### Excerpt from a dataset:
______

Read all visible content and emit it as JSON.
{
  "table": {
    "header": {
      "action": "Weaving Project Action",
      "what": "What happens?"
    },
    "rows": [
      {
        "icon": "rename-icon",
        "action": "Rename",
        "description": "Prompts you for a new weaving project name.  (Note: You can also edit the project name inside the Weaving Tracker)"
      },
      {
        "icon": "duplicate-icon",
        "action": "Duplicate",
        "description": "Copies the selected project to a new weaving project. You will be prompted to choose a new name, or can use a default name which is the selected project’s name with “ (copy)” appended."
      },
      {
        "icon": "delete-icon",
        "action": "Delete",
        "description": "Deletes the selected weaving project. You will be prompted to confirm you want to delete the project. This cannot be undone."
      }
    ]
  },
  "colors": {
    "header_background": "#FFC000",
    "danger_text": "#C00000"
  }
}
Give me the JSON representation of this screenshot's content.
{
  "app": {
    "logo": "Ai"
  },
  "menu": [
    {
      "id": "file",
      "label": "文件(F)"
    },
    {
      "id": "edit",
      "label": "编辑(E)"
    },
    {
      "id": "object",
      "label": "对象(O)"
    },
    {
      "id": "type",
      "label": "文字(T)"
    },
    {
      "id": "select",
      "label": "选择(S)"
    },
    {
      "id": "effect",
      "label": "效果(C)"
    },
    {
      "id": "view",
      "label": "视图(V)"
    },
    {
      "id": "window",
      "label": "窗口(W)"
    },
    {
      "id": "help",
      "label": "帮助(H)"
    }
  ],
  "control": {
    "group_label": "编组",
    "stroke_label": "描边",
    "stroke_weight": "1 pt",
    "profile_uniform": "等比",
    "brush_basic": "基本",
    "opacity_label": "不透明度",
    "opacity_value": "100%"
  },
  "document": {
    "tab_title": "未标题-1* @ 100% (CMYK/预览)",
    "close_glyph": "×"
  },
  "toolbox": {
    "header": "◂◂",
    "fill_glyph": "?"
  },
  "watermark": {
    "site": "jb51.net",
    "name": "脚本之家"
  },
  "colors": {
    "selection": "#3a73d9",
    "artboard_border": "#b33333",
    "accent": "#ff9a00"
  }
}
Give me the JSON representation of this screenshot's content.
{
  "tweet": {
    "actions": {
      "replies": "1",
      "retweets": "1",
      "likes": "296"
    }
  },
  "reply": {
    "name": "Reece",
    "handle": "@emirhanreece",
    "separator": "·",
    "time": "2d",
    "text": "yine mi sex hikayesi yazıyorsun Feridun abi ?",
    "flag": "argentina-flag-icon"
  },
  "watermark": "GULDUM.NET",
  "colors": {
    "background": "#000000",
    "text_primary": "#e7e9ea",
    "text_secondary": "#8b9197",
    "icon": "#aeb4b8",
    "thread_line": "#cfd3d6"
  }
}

______

### THE TASK:
Copy every record above exactly as it appears.

### CORRECT OUTPUT:
Read all visible content and emit it as JSON.
{
  "table": {
    "header": {
      "action": "Weaving Project Action",
      "what": "What happens?"
    },
    "rows": [
      {
        "icon": "rename-icon",
        "action": "Rename",
        "description": "Prompts you for a new weaving project name.  (Note: You can also edit the project name inside the Weaving Tracker)"
      },
      {
        "icon": "duplicate-icon",
        "action": "Duplicate",
        "description": "Copies the selected project to a new weaving project. You will be prompted to choose a new name, or can use a default name which is the selected project’s name with “ (copy)” appended."
      },
      {
        "icon": "delete-icon",
        "action": "Delete",
        "description": "Deletes the selected weaving project. You will be prompted to confirm you want to delete the project. This cannot be undone."
      }
    ]
  },
  "colors": {
    "header_background": "#FFC000",
    "danger_text": "#C00000"
  }
}
Give me the JSON representation of this screenshot's content.
{
  "app": {
    "logo": "Ai"
  },
  "menu": [
    {
      "id": "file",
      "label": "文件(F)"
    },
    {
      "id": "edit",
      "label": "编辑(E)"
    },
    {
      "id": "object",
      "label": "对象(O)"
    },
    {
      "id": "type",
      "label": "文字(T)"
    },
    {
      "id": "select",
      "label": "选择(S)"
    },
    {
      "id": "effect",
      "label": "效果(C)"
    },
    {
      "id": "view",
      "label": "视图(V)"
    },
    {
      "id": "window",
      "label": "窗口(W)"
    },
    {
      "id": "help",
      "label": "帮助(H)"
    }
  ],
  "control": {
    "group_label": "编组",
    "stroke_label": "描边",
    "stroke_weight": "1 pt",
    "profile_uniform": "等比",
    "brush_basic": "基本",
    "opacity_label": "不透明度",
    "opacity_value": "100%"
  },
  "document": {
    "tab_title": "未标题-1* @ 100% (CMYK/预览)",
    "close_glyph": "×"
  },
  "toolbox": {
    "header": "◂◂",
    "fill_glyph": "?"
  },
  "watermark": {
    "site": "jb51.net",
    "name": "脚本之家"
  },
  "colors": {
    "selection": "#3a73d9",
    "artboard_border": "#b33333",
    "accent": "#ff9a00"
  }
}
Give me the JSON representation of this screenshot's content.
{
  "tweet": {
    "actions": {
      "replies": "1",
      "retweets": "1",
      "likes": "296"
    }
  },
  "reply": {
    "name": "Reece",
    "handle": "@emirhanreece",
    "separator": "·",
    "time": "2d",
    "text": "yine mi sex hikayesi yazıyorsun Feridun abi ?",
    "flag": "argentina-flag-icon"
  },
  "watermark": "GULDUM.NET",
  "colors": {
    "background": "#000000",
    "text_primary": "#e7e9ea",
    "text_secondary": "#8b9197",
    "icon": "#aeb4b8",
    "thread_line": "#cfd3d6"
  }
}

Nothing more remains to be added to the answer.